-------- Information provided --------

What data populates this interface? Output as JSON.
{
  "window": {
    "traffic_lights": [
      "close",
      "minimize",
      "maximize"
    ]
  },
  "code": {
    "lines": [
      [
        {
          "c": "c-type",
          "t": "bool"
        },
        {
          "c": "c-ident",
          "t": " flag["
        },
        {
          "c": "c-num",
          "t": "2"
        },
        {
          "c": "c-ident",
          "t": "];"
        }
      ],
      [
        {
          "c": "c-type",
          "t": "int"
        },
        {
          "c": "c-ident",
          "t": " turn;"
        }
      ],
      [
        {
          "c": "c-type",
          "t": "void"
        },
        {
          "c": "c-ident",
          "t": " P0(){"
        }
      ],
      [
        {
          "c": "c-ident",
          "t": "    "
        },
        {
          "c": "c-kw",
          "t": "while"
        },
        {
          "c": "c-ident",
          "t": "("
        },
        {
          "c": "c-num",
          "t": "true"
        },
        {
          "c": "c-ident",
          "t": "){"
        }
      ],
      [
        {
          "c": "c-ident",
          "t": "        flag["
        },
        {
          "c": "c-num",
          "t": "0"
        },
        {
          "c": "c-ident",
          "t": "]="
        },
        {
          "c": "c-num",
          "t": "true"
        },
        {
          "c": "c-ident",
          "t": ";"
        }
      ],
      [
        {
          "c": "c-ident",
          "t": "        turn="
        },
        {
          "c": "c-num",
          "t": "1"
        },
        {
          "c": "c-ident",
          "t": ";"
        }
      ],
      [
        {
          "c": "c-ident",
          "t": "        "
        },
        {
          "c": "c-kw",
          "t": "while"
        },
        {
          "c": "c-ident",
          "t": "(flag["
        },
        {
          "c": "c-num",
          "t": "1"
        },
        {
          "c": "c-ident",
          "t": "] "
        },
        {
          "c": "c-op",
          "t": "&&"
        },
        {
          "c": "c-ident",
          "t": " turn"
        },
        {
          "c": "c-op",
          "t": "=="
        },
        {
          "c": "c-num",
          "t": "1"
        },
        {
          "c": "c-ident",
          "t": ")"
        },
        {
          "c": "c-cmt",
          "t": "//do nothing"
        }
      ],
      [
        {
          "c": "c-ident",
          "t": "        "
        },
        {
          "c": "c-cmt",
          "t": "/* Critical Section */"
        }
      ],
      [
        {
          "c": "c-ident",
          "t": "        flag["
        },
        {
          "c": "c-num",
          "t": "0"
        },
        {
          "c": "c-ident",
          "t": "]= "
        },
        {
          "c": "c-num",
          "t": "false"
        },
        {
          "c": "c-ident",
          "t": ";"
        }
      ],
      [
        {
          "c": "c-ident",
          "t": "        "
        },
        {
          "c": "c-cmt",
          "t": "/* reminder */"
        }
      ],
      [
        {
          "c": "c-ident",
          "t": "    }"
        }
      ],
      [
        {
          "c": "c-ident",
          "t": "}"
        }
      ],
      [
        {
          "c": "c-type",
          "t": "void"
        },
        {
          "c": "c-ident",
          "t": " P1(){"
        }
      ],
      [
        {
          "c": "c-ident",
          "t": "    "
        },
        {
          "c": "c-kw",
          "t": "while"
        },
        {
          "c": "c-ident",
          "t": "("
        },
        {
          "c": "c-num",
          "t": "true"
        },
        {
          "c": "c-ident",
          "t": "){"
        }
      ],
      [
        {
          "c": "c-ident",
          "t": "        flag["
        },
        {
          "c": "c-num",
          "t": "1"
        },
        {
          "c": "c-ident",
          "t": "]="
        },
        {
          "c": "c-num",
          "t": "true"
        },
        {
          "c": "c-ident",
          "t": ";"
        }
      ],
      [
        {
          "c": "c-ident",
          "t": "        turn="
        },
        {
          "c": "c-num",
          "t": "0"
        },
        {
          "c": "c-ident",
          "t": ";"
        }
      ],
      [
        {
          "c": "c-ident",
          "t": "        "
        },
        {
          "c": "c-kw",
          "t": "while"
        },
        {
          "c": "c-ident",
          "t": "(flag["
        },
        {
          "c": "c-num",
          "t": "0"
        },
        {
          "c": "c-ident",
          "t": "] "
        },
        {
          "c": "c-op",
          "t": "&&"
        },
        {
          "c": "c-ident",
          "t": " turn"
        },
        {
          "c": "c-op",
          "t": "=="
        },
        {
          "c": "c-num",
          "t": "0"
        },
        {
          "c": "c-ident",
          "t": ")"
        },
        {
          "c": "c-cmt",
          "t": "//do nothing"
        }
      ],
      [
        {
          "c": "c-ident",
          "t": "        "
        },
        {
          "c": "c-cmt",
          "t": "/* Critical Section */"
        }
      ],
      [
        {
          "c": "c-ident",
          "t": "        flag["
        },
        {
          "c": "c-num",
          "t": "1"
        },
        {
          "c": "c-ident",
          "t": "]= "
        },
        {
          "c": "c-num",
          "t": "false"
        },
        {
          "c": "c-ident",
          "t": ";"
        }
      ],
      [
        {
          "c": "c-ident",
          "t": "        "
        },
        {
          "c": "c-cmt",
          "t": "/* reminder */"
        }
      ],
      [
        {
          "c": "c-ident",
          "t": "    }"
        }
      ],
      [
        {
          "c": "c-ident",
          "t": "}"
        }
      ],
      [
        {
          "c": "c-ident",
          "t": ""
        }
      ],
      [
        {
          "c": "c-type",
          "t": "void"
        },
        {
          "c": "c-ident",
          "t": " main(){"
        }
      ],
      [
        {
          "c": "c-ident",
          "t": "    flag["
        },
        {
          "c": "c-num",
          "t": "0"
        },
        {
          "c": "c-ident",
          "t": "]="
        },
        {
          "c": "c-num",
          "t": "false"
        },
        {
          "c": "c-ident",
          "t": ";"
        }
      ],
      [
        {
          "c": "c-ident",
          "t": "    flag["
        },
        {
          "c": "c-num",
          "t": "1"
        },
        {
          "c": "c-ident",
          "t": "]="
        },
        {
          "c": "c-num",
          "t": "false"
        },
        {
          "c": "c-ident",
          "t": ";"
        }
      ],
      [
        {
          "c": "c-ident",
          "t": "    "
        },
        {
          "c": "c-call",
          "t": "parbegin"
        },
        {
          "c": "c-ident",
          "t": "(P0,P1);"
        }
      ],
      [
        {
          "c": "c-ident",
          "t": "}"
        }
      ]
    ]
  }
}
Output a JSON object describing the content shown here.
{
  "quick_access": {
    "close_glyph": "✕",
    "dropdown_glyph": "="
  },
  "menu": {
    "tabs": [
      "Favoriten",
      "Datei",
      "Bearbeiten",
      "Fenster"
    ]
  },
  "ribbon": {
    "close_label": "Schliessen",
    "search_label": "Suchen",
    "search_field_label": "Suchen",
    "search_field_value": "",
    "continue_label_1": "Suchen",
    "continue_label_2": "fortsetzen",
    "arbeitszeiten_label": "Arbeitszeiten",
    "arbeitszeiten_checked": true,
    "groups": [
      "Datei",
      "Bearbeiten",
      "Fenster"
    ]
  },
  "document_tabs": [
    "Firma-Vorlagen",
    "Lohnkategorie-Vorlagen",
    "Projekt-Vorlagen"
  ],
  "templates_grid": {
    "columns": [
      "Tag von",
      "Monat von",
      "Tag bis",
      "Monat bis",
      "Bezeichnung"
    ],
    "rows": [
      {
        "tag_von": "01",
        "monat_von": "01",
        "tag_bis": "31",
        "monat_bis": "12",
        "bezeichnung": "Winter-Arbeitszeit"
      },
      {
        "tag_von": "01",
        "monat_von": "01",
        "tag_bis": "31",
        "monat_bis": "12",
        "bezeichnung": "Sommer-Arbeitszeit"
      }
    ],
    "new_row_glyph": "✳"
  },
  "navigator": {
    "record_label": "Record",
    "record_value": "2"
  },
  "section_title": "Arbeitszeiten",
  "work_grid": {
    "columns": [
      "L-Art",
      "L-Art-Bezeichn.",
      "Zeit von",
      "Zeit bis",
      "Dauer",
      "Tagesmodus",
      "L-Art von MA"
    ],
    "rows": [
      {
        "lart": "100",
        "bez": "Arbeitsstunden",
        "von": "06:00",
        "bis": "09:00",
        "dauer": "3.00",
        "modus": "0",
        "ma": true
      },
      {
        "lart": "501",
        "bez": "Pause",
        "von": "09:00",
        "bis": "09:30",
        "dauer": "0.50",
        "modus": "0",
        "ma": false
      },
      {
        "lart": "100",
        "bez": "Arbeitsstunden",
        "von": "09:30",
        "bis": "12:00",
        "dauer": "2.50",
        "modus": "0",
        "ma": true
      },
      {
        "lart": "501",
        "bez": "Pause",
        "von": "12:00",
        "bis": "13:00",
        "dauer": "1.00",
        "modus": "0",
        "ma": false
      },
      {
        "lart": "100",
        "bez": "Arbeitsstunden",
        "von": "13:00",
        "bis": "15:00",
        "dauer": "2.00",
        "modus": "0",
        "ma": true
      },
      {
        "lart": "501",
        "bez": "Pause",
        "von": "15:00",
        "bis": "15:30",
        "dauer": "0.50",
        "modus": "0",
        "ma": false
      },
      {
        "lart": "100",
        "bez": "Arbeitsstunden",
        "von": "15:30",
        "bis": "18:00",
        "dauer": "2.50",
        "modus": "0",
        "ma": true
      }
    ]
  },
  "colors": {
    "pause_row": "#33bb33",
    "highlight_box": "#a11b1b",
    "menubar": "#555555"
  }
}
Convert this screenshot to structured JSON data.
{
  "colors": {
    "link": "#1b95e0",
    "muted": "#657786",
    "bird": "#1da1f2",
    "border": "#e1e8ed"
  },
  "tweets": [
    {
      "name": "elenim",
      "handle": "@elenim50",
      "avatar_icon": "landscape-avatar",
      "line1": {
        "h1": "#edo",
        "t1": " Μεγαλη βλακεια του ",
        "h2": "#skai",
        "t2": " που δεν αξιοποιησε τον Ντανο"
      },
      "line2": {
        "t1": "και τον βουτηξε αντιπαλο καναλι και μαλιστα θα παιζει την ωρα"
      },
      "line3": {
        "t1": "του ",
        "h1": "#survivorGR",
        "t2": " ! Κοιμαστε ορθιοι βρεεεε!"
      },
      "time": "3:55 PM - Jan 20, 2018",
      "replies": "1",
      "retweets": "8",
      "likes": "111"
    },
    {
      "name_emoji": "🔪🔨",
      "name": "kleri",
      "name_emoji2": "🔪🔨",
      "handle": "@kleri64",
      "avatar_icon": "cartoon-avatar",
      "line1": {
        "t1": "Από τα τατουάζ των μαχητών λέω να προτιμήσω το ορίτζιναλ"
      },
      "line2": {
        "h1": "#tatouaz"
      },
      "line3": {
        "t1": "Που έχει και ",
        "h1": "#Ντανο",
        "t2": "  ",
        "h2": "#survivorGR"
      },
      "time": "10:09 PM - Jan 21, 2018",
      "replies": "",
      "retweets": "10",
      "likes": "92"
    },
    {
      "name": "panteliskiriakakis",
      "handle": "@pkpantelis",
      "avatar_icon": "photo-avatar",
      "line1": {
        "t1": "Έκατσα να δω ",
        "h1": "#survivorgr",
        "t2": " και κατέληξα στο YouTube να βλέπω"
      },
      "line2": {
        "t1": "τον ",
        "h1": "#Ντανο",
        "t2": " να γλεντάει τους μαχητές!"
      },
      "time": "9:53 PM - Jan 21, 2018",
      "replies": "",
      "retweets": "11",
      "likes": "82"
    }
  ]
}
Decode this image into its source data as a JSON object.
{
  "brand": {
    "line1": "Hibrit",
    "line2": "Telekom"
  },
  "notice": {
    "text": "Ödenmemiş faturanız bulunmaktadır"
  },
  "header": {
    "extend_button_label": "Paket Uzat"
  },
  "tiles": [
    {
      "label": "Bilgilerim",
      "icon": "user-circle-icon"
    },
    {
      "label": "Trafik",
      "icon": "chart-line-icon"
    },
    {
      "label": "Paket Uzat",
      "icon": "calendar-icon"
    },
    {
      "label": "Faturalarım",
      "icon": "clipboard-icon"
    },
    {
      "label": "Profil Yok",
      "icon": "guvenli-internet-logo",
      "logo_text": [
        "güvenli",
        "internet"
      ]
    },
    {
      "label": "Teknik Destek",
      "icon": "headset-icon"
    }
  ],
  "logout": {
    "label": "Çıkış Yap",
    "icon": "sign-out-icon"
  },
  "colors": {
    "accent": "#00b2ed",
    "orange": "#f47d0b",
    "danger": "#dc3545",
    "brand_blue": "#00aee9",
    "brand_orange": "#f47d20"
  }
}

--------

Retype exactly the lines from the one containing "Decode this image" through the last line of the records above, including both.

Decode this image into its source data as a JSON object.
{
  "brand": {
    "line1": "Hibrit",
    "line2": "Telekom"
  },
  "notice": {
    "text": "Ödenmemiş faturanız bulunmaktadır"
  },
  "header": {
    "extend_button_label": "Paket Uzat"
  },
  "tiles": [
    {
      "label": "Bilgilerim",
      "icon": "user-circle-icon"
    },
    {
      "label": "Trafik",
      "icon": "chart-line-icon"
    },
    {
      "label": "Paket Uzat",
      "icon": "calendar-icon"
    },
    {
      "label": "Faturalarım",
      "icon": "clipboard-icon"
    },
    {
      "label": "Profil Yok",
      "icon": "guvenli-internet-logo",
      "logo_text": [
        "güvenli",
        "internet"
      ]
    },
    {
      "label": "Teknik Destek",
      "icon": "headset-icon"
    }
  ],
  "logout": {
    "label": "Çıkış Yap",
    "icon": "sign-out-icon"
  },
  "colors": {
    "accent": "#00b2ed",
    "orange": "#f47d0b",
    "danger": "#dc3545",
    "brand_blue": "#00aee9",
    "brand_orange": "#f47d20"
  }
}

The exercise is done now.